Source document »
┌──
Quotes & Commentary #29: Evans-Pritchard

Quotes & Commentary #29: Evans-Pritchard

A man is a member of a political group of any kind in virtue of his non-membership of other groups of the same kind.

—E.E. Evans-Pritchard, The Nuer

Evans-Pritchard—or “EP,” as his friends called him—was one of the great pioneers of cultural anthropology. His work among the Nuer, a Nilotic ethnic group living in modern South Suden, is now regarded as among the classics of anthropology.

I read his work when I was just a young anthropology student. After all these years, this quote has stayed vividly in my memory because, though not occupying a central position in EP’s thought, I think it says something profound about the nature of social behavior.

Consider this typical habit. If somebody from Europe asks me where I’m from, I say the United States. If an American asks me the same question, I say I’m from New York. If the person is a New Yorker, I say I’m from Westchester; and if they’re also from Westchester, I say I’m from Sleepy Hollow.
└──
Provided material »
┌──
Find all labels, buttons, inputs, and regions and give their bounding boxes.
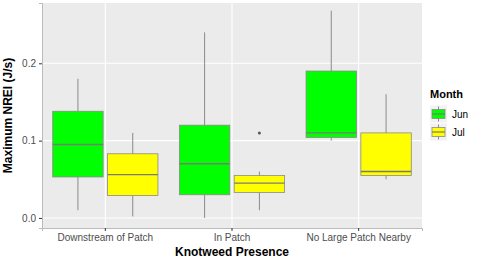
└──
Short exercise A » Rewrite the paragraph of the Evans-Pritchard text that begins "Consider this typical habit" as a short list, keeping its main facts.
Short exercise B » In the Evans-Pritchard text, replace "vividly" with "clearly" and give the part that opens with the words "I read his work" and closes with "of social behavior.".

Full solution A »
How the writer answers "Where are you from?":
- To someone from Europe: the United States
- To an American: New York
- To a New Yorker: Westchester
- To someone also from Westchester: Sleepy Hollow

Full solution B »
I read his work when I was just a young anthropology student. After all these years, this quote has stayed clearly in my memory because, though not occupying a central position in EP’s thought, I think it says something profound about the nature of social behavior.